Data records:

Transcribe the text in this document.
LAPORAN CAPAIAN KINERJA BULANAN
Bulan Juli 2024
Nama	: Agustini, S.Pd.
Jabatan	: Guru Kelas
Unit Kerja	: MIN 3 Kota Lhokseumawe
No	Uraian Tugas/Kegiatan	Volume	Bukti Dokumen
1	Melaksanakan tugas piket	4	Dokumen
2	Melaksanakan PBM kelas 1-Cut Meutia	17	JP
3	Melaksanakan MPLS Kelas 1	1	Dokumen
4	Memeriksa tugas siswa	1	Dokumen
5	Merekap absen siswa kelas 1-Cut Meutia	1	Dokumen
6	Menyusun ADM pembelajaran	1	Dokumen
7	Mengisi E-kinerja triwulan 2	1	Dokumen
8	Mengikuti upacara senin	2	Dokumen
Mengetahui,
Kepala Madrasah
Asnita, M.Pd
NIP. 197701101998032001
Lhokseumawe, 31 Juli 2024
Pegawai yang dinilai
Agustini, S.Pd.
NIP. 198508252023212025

Work required: Go through the records and print each one exactly.

Solution to this exercise:
Transcribe the text in this document.
LAPORAN CAPAIAN KINERJA BULANAN
Bulan Juli 2024
Nama	: Agustini, S.Pd.
Jabatan	: Guru Kelas
Unit Kerja	: MIN 3 Kota Lhokseumawe
No	Uraian Tugas/Kegiatan	Volume	Bukti Dokumen
1	Melaksanakan tugas piket	4	Dokumen
2	Melaksanakan PBM kelas 1-Cut Meutia	17	JP
3	Melaksanakan MPLS Kelas 1	1	Dokumen
4	Memeriksa tugas siswa	1	Dokumen
5	Merekap absen siswa kelas 1-Cut Meutia	1	Dokumen
6	Menyusun ADM pembelajaran	1	Dokumen
7	Mengisi E-kinerja triwulan 2	1	Dokumen
8	Mengikuti upacara senin	2	Dokumen
Mengetahui,
Kepala Madrasah
Asnita, M.Pd
NIP. 197701101998032001
Lhokseumawe, 31 Juli 2024
Pegawai yang dinilai
Agustini, S.Pd.
NIP. 198508252023212025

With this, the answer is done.